# Work to be completed
Track down each line that has the word "månad" and copy it.
********
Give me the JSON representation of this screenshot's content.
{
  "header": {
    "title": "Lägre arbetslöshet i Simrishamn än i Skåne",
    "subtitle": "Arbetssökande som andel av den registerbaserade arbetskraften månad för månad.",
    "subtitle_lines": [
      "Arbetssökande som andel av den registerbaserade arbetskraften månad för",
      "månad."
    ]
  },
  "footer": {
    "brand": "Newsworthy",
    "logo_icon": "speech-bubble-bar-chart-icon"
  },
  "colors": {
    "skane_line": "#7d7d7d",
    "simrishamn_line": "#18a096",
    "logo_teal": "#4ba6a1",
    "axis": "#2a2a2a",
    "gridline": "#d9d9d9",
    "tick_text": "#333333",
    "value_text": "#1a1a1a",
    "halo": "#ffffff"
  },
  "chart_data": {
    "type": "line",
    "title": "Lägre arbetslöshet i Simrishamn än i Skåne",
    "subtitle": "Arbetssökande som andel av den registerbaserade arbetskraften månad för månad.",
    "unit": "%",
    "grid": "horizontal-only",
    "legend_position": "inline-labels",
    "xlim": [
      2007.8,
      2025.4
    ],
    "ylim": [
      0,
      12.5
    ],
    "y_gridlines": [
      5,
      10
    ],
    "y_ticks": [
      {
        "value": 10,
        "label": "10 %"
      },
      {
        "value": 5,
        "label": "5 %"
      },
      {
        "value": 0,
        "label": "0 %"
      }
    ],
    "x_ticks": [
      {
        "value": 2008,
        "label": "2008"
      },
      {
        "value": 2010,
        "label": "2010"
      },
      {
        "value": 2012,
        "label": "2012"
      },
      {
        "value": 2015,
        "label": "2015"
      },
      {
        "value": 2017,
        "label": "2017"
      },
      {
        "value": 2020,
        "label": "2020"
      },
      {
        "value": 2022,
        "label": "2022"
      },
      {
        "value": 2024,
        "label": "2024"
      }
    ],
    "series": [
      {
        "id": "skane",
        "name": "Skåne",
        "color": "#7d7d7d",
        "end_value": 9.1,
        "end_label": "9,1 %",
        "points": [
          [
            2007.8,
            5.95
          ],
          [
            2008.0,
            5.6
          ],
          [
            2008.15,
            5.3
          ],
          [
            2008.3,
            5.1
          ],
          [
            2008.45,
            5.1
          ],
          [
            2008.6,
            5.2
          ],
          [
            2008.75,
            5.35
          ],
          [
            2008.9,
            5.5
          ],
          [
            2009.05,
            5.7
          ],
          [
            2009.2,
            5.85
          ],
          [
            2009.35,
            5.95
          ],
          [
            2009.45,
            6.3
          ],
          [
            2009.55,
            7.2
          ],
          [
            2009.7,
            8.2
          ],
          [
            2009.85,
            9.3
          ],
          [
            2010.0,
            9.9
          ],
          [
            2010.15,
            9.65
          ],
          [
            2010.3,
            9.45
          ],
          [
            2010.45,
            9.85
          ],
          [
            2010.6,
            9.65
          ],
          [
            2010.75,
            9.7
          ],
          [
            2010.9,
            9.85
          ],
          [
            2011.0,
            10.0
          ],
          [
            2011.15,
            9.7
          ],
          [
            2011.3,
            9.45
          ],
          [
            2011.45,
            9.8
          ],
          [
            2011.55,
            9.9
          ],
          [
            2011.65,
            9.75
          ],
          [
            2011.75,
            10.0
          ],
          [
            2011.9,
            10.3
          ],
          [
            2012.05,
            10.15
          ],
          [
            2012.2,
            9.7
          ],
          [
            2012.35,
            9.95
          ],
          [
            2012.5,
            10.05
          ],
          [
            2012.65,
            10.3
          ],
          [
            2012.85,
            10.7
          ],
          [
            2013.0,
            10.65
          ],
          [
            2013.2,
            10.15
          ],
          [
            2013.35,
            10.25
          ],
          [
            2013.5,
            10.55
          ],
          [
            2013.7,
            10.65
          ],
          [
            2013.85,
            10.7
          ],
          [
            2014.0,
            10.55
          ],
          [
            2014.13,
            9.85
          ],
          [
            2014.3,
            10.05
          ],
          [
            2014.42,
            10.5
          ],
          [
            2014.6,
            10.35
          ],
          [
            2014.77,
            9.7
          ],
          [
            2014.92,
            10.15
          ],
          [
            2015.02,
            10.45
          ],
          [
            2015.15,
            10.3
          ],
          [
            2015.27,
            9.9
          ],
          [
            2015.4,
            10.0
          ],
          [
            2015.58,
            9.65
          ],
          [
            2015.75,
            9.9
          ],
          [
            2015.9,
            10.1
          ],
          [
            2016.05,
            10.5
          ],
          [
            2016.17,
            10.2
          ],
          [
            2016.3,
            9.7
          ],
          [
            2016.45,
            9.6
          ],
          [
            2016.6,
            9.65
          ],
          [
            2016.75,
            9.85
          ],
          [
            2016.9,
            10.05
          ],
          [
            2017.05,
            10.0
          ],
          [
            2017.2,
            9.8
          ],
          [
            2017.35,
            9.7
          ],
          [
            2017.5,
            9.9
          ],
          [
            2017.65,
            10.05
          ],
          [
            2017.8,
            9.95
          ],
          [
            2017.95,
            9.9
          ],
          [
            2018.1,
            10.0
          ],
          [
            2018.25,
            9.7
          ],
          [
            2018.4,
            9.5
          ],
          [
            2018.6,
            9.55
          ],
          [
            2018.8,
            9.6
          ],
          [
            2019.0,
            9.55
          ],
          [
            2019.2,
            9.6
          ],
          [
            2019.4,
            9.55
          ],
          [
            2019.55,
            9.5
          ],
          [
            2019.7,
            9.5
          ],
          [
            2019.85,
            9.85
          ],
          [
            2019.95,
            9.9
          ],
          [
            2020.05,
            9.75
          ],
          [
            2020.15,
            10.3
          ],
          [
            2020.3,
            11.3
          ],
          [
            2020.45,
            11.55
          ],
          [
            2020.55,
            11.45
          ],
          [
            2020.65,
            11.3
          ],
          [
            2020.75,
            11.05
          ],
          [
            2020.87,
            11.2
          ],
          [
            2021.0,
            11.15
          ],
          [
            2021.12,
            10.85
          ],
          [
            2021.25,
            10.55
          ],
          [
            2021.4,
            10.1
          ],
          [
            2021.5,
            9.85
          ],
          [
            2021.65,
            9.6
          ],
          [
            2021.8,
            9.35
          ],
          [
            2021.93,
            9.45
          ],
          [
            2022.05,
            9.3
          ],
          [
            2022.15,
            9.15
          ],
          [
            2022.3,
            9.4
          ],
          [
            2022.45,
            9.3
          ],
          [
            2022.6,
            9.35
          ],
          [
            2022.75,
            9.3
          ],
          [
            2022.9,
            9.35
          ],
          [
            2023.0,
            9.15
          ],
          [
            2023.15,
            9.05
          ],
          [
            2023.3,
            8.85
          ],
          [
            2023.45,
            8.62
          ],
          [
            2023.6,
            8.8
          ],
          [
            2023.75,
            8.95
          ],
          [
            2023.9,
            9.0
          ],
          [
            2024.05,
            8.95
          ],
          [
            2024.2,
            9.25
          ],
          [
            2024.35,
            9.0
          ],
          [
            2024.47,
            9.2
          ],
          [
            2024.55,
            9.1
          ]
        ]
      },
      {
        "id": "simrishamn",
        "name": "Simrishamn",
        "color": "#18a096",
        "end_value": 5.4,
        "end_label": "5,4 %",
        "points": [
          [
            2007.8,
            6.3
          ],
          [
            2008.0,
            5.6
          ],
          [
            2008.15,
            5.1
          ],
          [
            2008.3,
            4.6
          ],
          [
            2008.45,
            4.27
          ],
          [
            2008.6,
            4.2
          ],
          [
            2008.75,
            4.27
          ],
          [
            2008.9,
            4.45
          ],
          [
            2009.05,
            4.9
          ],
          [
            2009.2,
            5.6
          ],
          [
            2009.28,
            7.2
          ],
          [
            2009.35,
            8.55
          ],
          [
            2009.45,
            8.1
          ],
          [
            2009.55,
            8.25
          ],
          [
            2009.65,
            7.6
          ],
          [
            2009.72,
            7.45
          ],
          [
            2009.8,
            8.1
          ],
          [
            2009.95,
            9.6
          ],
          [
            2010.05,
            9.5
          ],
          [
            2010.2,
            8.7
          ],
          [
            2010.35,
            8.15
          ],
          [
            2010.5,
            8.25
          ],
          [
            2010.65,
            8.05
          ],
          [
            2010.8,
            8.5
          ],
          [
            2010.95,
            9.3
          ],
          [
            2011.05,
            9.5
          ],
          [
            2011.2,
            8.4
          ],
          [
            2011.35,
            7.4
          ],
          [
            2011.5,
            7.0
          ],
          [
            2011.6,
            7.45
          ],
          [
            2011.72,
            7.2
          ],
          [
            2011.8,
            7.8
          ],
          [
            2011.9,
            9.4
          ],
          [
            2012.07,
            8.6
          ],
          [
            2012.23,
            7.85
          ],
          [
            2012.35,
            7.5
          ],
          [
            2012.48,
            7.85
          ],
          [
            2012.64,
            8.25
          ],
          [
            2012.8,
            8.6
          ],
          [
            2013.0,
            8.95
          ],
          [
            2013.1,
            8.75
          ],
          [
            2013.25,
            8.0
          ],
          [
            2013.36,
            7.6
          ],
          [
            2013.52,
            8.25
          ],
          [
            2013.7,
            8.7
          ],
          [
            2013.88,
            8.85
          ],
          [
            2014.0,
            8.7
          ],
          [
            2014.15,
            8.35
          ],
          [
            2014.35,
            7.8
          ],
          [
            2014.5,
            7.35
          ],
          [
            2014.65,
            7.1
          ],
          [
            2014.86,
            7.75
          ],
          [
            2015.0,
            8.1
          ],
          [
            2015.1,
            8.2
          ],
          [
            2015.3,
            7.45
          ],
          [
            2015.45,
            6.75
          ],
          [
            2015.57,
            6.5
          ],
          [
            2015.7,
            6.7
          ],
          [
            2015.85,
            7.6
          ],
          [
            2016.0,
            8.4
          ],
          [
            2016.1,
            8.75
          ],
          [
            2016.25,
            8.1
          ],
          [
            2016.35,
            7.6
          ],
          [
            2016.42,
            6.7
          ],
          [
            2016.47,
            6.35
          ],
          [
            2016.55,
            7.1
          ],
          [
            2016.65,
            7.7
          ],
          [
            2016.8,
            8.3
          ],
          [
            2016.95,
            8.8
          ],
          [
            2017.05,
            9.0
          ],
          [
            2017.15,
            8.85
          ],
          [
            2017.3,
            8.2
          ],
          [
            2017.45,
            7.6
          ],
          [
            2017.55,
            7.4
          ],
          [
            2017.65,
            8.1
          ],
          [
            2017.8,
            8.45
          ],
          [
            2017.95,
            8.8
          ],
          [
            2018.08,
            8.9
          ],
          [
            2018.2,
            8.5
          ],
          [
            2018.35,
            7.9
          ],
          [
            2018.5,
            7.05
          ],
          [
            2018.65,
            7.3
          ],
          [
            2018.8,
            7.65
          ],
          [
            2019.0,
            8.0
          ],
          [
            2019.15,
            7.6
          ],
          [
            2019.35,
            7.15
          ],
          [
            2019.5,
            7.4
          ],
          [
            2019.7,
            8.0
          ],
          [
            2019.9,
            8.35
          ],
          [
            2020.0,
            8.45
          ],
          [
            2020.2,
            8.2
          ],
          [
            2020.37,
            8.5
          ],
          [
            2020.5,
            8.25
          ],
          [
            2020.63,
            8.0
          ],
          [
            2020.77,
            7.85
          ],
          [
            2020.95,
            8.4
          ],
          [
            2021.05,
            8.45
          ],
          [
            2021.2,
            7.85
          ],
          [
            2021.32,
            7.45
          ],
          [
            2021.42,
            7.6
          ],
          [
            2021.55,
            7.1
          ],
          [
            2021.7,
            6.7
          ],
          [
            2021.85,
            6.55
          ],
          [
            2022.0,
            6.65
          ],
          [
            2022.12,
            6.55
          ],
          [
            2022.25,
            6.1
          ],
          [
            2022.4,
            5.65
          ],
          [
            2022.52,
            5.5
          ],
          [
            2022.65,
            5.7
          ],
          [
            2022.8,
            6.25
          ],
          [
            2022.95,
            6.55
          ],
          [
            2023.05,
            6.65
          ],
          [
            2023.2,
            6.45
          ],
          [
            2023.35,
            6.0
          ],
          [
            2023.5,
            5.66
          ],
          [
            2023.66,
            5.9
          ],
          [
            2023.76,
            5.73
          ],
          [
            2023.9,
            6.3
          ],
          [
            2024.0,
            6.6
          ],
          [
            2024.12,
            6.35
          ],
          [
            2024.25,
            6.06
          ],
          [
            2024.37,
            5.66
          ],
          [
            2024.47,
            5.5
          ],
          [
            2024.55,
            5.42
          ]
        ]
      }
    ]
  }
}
********
# Complete output
    "subtitle": "Arbetssökande som andel av den registerbaserade arbetskraften månad för månad.",
      "Arbetssökande som andel av den registerbaserade arbetskraften månad för",
      "månad."
    "subtitle": "Arbetssökande som andel av den registerbaserade arbetskraften månad för månad.",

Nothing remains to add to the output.